> [Objective] Examine the entries and show every line in which the word "Opportunity" is found.

> [Data rows]
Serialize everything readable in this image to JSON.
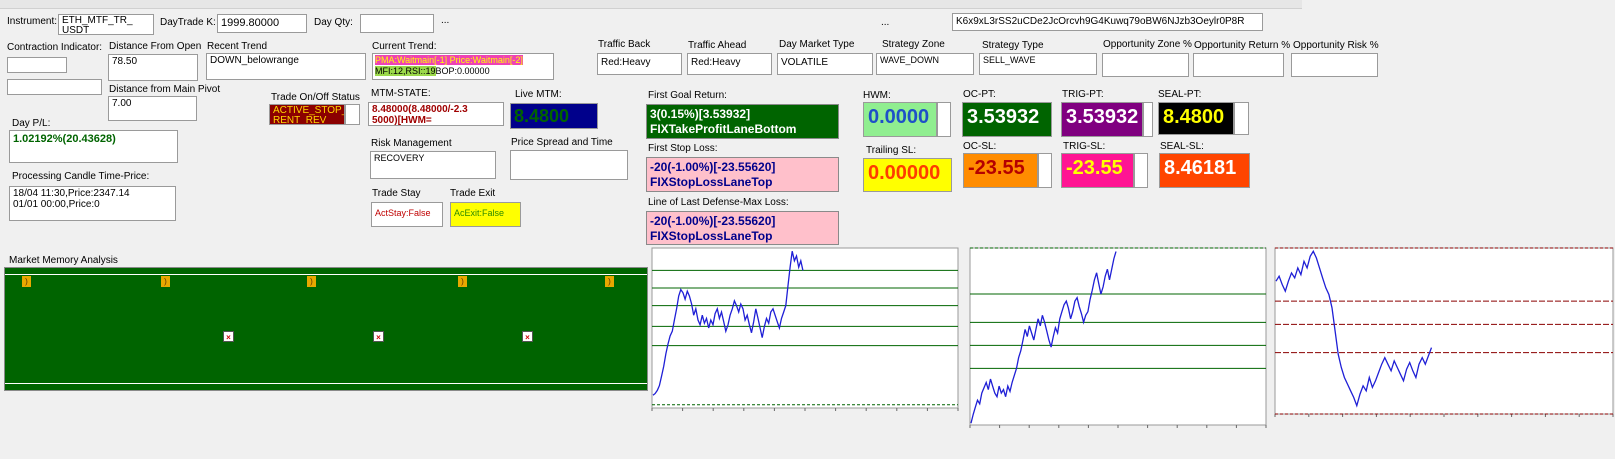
{
  "row1": {
    "instrument_label": "Instrument:",
    "instrument_value": "ETH_MTF_TR_\nUSDT",
    "daytrade_label": "DayTrade K:",
    "daytrade_value": "1999.80000",
    "dayqty_label": "Day Qty:",
    "dayqty_value": "",
    "ellipsis1": "...",
    "ellipsis2": "...",
    "key_value": "K6x9xL3rSS2uCDe2JcOrcvh9G4Kuwq79oBW6NJzb3Oeylr0P8R"
  },
  "row2": {
    "contraction_label": "Contraction Indicator:",
    "contraction_value": "",
    "dist_open_label": "Distance From Open",
    "dist_open_value": "78.50",
    "recent_trend_label": "Recent Trend",
    "recent_trend_value": "DOWN_belowrange",
    "current_trend_label": "Current Trend:",
    "current_trend_line1": "PMA:Waitmain[-1] Price:Waitmain[-2]",
    "current_trend_line2_mfi": "MFI:12,RSI::19",
    "current_trend_line2_bop": "BOP:0.00000",
    "traffic_back_label": "Traffic Back",
    "traffic_back_value": "Red:Heavy",
    "traffic_ahead_label": "Traffic Ahead",
    "traffic_ahead_value": "Red:Heavy",
    "day_market_label": "Day Market Type",
    "day_market_value": "VOLATILE",
    "strategy_zone_label": "Strategy Zone",
    "strategy_zone_value": "WAVE_DOWN",
    "strategy_type_label": "Strategy Type",
    "strategy_type_value": "SELL_WAVE",
    "opp_zone_label": "Opportunity Zone %",
    "opp_return_label": "Opportunity Return %",
    "opp_risk_label": "Opportunity Risk %"
  },
  "row3": {
    "dist_pivot_label": "Distance from Main Pivot",
    "dist_pivot_value": "7.00",
    "trade_onoff_label": "Trade On/Off Status",
    "trade_onoff_value": "ACTIVE_STOP_\nRENT_REV",
    "mtm_state_label": "MTM-STATE:",
    "mtm_state_value": "8.48000(8.48000/-2.3\n5000)[HWM=",
    "live_mtm_label": "Live MTM:",
    "live_mtm_value": "8.4800",
    "first_goal_label": "First Goal Return:",
    "first_goal_value": "3(0.15%)[3.53932]\nFIXTakeProfitLaneBottom",
    "hwm_label": "HWM:",
    "hwm_value": "0.0000",
    "ocpt_label": "OC-PT:",
    "ocpt_value": "3.53932",
    "trigpt_label": "TRIG-PT:",
    "trigpt_value": "3.53932",
    "sealpt_label": "SEAL-PT:",
    "sealpt_value": "8.4800"
  },
  "row4": {
    "day_pl_label": "Day P/L:",
    "day_pl_value": "1.02192%(20.43628)",
    "risk_label": "Risk Management",
    "risk_value": "RECOVERY",
    "spread_label": "Price Spread and Time",
    "spread_value": "",
    "first_stop_label": "First Stop Loss:",
    "first_stop_value": "-20(-1.00%)[-23.55620]\nFIXStopLossLaneTop",
    "trailing_label": "Trailing SL:",
    "trailing_value": "0.00000",
    "ocsl_label": "OC-SL:",
    "ocsl_value": "-23.55",
    "trigsl_label": "TRIG-SL:",
    "trigsl_value": "-23.55",
    "sealsl_label": "SEAL-SL:",
    "sealsl_value": "8.46181"
  },
  "row5": {
    "candle_label": "Processing Candle Time-Price:",
    "candle_value": "18/04 11:30,Price:2347.14\n01/01 00:00,Price:0",
    "trade_stay_label": "Trade Stay",
    "trade_stay_value": "ActStay:False",
    "trade_exit_label": "Trade Exit",
    "trade_exit_value": "AcExit:False",
    "last_defense_label": "Line of Last Defense-Max Loss:",
    "last_defense_value": "-20(-1.00%)[-23.55620]\nFIXStopLossLaneTop"
  },
  "market_memory": {
    "title": "Market Memory Analysis",
    "bracket_marks": [
      ")",
      ")",
      ")",
      ")",
      ")"
    ],
    "x_marks": [
      "×",
      "×",
      "×"
    ]
  },
  "colors": {
    "accent_green": "#006400",
    "panel_pink": "#ffc0cb",
    "hwm_bg": "#90ee90",
    "trailing_bg": "#ffff00",
    "orange": "#ff8c00",
    "magenta": "#ff1493",
    "orangered": "#ff4500"
  },
  "charts": [
    {
      "hlines": [
        0.14,
        0.25,
        0.36,
        0.49,
        0.61,
        0.98
      ],
      "price": [
        0.92,
        0.91,
        0.89,
        0.86,
        0.8,
        0.74,
        0.66,
        0.6,
        0.55,
        0.52,
        0.45,
        0.38,
        0.3,
        0.26,
        0.28,
        0.32,
        0.27,
        0.3,
        0.35,
        0.42,
        0.38,
        0.45,
        0.48,
        0.42,
        0.47,
        0.44,
        0.5,
        0.45,
        0.48,
        0.41,
        0.38,
        0.44,
        0.4,
        0.46,
        0.52,
        0.48,
        0.42,
        0.38,
        0.33,
        0.36,
        0.4,
        0.35,
        0.38,
        0.45,
        0.42,
        0.48,
        0.53,
        0.46,
        0.38,
        0.44,
        0.5,
        0.56,
        0.49,
        0.44,
        0.47,
        0.4,
        0.38,
        0.42,
        0.46,
        0.5,
        0.44,
        0.4,
        0.36,
        0.24,
        0.12,
        0.02,
        0.08,
        0.05,
        0.12,
        0.08,
        0.14
      ]
    },
    {
      "hlines": [
        0.0,
        0.26,
        0.42,
        0.55,
        0.68
      ],
      "price": [
        0.99,
        0.94,
        0.9,
        0.86,
        0.88,
        0.82,
        0.79,
        0.76,
        0.8,
        0.74,
        0.78,
        0.82,
        0.84,
        0.78,
        0.82,
        0.8,
        0.84,
        0.78,
        0.81,
        0.76,
        0.72,
        0.68,
        0.62,
        0.58,
        0.52,
        0.46,
        0.5,
        0.44,
        0.48,
        0.52,
        0.46,
        0.4,
        0.44,
        0.38,
        0.42,
        0.47,
        0.52,
        0.56,
        0.5,
        0.45,
        0.48,
        0.4,
        0.36,
        0.32,
        0.3,
        0.34,
        0.4,
        0.36,
        0.3,
        0.28,
        0.33,
        0.37,
        0.42,
        0.38,
        0.36,
        0.29,
        0.24,
        0.18,
        0.14,
        0.2,
        0.26,
        0.22,
        0.16,
        0.12,
        0.18,
        0.12,
        0.06,
        0.02
      ]
    },
    {
      "hlines": [
        0.0,
        0.32,
        0.46,
        0.63,
        1.0
      ],
      "price": [
        0.2,
        0.17,
        0.22,
        0.26,
        0.2,
        0.15,
        0.18,
        0.12,
        0.16,
        0.08,
        0.12,
        0.05,
        0.02,
        0.06,
        0.12,
        0.18,
        0.24,
        0.28,
        0.36,
        0.5,
        0.64,
        0.72,
        0.78,
        0.82,
        0.86,
        0.9,
        0.95,
        0.88,
        0.83,
        0.86,
        0.78,
        0.84,
        0.8,
        0.75,
        0.7,
        0.66,
        0.7,
        0.74,
        0.68,
        0.72,
        0.76,
        0.8,
        0.73,
        0.69,
        0.74,
        0.78,
        0.7,
        0.66,
        0.7,
        0.65,
        0.6
      ]
    }
  ]
}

> [Task response]
    "opp_zone_label": "Opportunity Zone %",
    "opp_return_label": "Opportunity Return %",
    "opp_risk_label": "Opportunity Risk %"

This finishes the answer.